REQUIRED WORK:
1 > Decide whether each statement agrees with the croquet club article: (a) the National Croquet Center held its opening party on December 7, 2000; (b) the Players Pavilion at Ponte Vedra was originally built as a clubhouse; (c) Curington intends to manage the complex to break-even within five years. Answer yes or no for each, and quote the words of the article that decide it.
2 > Write out the croquet club article word for word, everything from "Curington plans to" down to "Grand Opening day.".

SOURCE DOCUMENT:
#####

This has to be a first-person story, because John Curington and I worked together on a daily basis for more than a year after Chuck Steuber hired me in 2000 to organize and manage the new 10-acre National Croquet Center in West Palm Beach. John and his Jacksonville crew had already been working there for many months, building twelve of the best courts ever constructed in America. I had been organizing the NCC from San Francisco by phone with Steuber and pro Archie Peck, and we already had about a hundred members, many of whom had donated an extra thousand dollars to the ground-breaking national USCA headquarters project along with their first-year dues. On December 7, 2000, a huge crowd came to play on the newly-grown courts at our opening party, drink a toast to Chuck, and gorge on barbecue with John officiating at the grill. The maintenance shed, we found, was a fully sufficient clubhouse for the next year and half--until the "real" clubhouse was completed.


So Curington already knew that a metal structure built for maintenance could be arranged, organized and managed to work perfectly well as a clubhouse. The Players Pavilion at Ponte Vedra is just such a structure, and much better located--centrally, between the two groupings of courts--than the Maintenance Shed of the National Croquet. So that metal shed has become the Ponte Vedra clubhouse.

This is what you see when you enter the gates from Mosquito Control Road (shortly to be renamed Croquet Drive): The cars on the left are parked on what will be the final four courts, while the cars on the right are in the designated and permanent parking area. When the facility is completed, the foreground will accommodate overflow parking.

John's responsibilities at Ponte Vedra encompass much more than gifted and gracious host and barbecue chef extraordinaire. He bought the property, planned it, financed it, built the lawns and re-purposed the buildings, and intends to manage the complex to break-even within three years! In order to afford it, he's given himself a 24-hours-a-day job more challenging than even he at first imagined. He won't tell you this when he greets you at the already impressive site to inspect the facility and play on his courts--because he's a gentleman of the old school. He's much too polite to say anything a stranger might construe as complaining.

But I can report that with my incessant grilling, I succeeded in eliciting by email the kind of gritty, quotable language every writer dreams of putting into the heart of their story: Here's an email snapshot of the pressures John has brought upon himself in creating, managing, and being wholly responsible for this amazing complex practically in his back yard.

Curington plans to create a quiet retreat on the area beyond the pond, cleared now for plantings we'll show in all their flowering glory in our October story on the Ponte Vedra Croquet Club's Grand Opening day.

#####

DATA SECTION:
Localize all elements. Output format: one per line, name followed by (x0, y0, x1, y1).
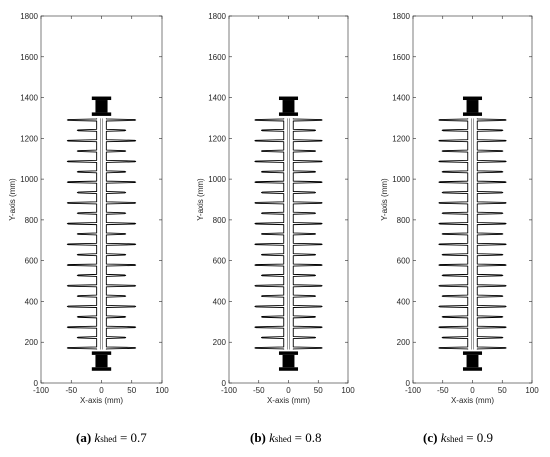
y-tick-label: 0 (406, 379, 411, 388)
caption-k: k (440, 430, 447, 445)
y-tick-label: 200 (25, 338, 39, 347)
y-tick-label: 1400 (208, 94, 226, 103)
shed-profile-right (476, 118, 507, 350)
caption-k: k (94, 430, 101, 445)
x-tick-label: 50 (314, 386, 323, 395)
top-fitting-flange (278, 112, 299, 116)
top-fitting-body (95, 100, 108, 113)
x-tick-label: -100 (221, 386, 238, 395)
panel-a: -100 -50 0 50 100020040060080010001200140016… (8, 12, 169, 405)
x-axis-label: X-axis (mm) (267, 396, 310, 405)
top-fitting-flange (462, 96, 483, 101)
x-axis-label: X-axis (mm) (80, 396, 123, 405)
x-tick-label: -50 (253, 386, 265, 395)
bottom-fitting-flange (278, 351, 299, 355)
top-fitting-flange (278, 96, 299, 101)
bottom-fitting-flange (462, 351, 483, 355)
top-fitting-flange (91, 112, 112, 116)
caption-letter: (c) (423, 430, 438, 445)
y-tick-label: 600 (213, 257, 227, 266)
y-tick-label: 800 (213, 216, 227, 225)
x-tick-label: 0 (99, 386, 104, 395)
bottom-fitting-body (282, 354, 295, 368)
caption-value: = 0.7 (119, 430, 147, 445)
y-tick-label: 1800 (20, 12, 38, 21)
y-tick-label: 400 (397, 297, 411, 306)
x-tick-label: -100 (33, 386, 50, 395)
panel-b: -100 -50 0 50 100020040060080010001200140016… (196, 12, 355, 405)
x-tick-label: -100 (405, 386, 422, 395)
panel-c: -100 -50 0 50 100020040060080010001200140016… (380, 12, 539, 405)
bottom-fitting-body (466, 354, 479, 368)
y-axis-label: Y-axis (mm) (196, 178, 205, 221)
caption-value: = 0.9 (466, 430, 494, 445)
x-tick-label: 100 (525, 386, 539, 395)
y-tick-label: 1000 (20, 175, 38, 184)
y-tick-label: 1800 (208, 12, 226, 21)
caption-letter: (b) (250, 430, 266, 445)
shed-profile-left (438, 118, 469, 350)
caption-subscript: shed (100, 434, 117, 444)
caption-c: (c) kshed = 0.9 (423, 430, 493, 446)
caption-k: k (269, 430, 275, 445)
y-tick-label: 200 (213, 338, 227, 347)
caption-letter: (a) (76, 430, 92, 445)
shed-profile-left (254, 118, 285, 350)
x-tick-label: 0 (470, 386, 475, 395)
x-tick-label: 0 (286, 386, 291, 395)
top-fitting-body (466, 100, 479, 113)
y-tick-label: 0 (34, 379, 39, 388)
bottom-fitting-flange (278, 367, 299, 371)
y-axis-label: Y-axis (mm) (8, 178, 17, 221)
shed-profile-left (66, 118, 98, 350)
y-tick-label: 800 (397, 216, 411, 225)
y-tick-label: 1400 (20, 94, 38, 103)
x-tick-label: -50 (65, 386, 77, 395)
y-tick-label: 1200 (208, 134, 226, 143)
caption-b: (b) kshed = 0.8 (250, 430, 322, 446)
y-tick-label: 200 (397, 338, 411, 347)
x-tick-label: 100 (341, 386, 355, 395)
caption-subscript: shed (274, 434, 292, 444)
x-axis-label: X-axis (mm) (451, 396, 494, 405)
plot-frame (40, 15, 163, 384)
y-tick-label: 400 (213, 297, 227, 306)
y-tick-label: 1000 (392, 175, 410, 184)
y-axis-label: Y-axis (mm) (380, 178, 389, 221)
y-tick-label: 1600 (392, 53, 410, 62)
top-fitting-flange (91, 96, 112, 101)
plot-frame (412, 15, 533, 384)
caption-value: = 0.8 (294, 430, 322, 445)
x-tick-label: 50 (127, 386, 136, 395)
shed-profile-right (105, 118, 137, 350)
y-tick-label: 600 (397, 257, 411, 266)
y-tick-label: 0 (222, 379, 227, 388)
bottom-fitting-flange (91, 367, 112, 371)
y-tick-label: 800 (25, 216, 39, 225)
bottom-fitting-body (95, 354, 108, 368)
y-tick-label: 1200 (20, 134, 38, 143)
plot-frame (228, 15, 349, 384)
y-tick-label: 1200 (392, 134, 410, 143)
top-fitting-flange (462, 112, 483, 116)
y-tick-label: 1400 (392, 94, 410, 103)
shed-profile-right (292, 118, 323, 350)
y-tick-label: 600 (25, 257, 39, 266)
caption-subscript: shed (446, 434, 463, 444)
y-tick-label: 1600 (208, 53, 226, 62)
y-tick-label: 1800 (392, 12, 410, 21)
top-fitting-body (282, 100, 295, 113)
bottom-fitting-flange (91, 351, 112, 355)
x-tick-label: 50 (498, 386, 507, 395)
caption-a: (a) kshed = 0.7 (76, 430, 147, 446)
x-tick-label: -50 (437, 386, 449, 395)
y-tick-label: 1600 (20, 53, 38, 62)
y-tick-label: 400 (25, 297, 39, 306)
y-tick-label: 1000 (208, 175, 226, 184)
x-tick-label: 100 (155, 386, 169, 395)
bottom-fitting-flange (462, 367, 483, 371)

#####

COMPLETE ANSWERS:
1 >
(a) Yes: "On December 7, 2000, a huge crowd came to play on the newly-grown courts at our opening party"
(b) No: "So that metal shed has become the Ponte Vedra clubhouse."
(c) No: "intends to manage the complex to break-even within three years"

2 >
Curington plans to create a quiet retreat on the area beyond the pond, cleared now for plantings we'll show in all their flowering glory in our October story on the Ponte Vedra Croquet Club's Grand Opening day.